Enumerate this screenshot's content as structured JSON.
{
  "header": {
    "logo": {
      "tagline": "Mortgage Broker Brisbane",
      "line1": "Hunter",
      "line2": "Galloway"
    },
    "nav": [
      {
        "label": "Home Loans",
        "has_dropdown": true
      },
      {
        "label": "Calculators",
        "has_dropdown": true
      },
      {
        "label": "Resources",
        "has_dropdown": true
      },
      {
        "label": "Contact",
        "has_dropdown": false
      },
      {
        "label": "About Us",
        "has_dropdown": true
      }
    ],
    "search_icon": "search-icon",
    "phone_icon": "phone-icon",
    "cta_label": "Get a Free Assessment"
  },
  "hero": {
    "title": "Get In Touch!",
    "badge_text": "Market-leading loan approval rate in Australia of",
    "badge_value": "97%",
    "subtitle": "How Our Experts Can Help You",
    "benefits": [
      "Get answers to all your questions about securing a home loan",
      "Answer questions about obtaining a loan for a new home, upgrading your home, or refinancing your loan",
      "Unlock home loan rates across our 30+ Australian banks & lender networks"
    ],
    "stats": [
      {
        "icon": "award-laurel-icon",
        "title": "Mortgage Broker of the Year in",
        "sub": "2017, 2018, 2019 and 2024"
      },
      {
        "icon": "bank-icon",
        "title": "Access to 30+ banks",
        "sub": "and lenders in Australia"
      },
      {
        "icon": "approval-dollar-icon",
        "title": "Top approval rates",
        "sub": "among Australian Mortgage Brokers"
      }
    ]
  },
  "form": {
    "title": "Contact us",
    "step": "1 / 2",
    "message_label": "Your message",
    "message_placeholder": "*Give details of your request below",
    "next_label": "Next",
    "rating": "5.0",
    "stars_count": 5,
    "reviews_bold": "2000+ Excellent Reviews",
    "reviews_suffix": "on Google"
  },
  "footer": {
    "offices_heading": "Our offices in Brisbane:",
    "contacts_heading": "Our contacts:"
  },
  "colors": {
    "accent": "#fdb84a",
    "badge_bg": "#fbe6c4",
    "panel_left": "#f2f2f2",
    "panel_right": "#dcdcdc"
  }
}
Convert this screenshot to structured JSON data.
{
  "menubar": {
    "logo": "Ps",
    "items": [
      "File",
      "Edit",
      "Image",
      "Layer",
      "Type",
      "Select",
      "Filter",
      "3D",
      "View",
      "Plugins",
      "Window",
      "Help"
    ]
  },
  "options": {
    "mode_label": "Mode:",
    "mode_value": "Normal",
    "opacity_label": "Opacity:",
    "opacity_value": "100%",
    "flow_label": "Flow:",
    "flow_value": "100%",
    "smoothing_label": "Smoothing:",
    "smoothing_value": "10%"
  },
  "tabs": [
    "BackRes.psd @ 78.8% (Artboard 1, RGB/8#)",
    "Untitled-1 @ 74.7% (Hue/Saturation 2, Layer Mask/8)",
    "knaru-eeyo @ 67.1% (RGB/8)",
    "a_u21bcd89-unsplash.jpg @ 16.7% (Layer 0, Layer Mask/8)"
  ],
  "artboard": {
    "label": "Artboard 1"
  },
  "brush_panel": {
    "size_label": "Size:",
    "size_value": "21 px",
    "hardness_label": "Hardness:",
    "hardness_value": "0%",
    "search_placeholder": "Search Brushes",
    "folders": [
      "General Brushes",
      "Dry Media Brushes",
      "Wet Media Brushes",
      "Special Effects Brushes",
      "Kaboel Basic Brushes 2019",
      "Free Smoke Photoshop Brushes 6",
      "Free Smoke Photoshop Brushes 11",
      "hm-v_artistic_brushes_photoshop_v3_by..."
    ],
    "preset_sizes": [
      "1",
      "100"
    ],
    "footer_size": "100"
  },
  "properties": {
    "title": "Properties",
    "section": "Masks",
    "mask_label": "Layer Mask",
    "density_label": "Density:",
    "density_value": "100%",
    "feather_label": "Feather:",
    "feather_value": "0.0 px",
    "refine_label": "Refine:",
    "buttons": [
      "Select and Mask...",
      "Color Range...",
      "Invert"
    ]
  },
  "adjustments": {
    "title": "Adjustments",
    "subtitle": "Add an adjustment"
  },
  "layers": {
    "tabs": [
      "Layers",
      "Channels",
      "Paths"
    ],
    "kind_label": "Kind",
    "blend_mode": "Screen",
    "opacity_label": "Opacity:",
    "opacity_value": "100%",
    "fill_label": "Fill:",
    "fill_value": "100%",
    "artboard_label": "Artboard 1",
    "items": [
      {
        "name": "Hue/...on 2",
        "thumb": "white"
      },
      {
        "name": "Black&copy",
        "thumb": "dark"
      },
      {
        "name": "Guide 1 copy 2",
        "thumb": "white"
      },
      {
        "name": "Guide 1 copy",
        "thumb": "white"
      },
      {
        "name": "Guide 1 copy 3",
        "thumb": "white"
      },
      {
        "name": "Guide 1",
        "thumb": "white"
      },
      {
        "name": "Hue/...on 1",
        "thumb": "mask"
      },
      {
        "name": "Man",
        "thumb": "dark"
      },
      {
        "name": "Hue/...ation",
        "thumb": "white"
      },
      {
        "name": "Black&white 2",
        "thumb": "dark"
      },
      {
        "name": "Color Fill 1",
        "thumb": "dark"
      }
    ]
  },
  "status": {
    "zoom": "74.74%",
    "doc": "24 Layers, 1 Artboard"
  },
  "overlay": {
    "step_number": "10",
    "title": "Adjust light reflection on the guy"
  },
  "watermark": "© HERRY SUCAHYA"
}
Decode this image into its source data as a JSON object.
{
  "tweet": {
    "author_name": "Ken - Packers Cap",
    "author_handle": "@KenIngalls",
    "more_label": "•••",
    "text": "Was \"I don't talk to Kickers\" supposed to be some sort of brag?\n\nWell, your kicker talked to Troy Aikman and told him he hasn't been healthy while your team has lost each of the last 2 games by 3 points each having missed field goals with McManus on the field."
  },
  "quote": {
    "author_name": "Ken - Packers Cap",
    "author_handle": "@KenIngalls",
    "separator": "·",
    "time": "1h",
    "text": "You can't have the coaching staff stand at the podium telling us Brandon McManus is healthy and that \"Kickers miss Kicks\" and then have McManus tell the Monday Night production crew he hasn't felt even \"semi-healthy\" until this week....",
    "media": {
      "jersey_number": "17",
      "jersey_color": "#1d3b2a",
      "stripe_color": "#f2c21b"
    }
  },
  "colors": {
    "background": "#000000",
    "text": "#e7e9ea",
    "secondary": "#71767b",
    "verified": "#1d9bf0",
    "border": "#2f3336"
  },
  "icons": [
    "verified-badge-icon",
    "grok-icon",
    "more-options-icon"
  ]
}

— THE EXERCISE —
Lines containing the string "this" should be counted; reply with their number and nothing more.

— OUTPUT OF THE EXERCISE —
4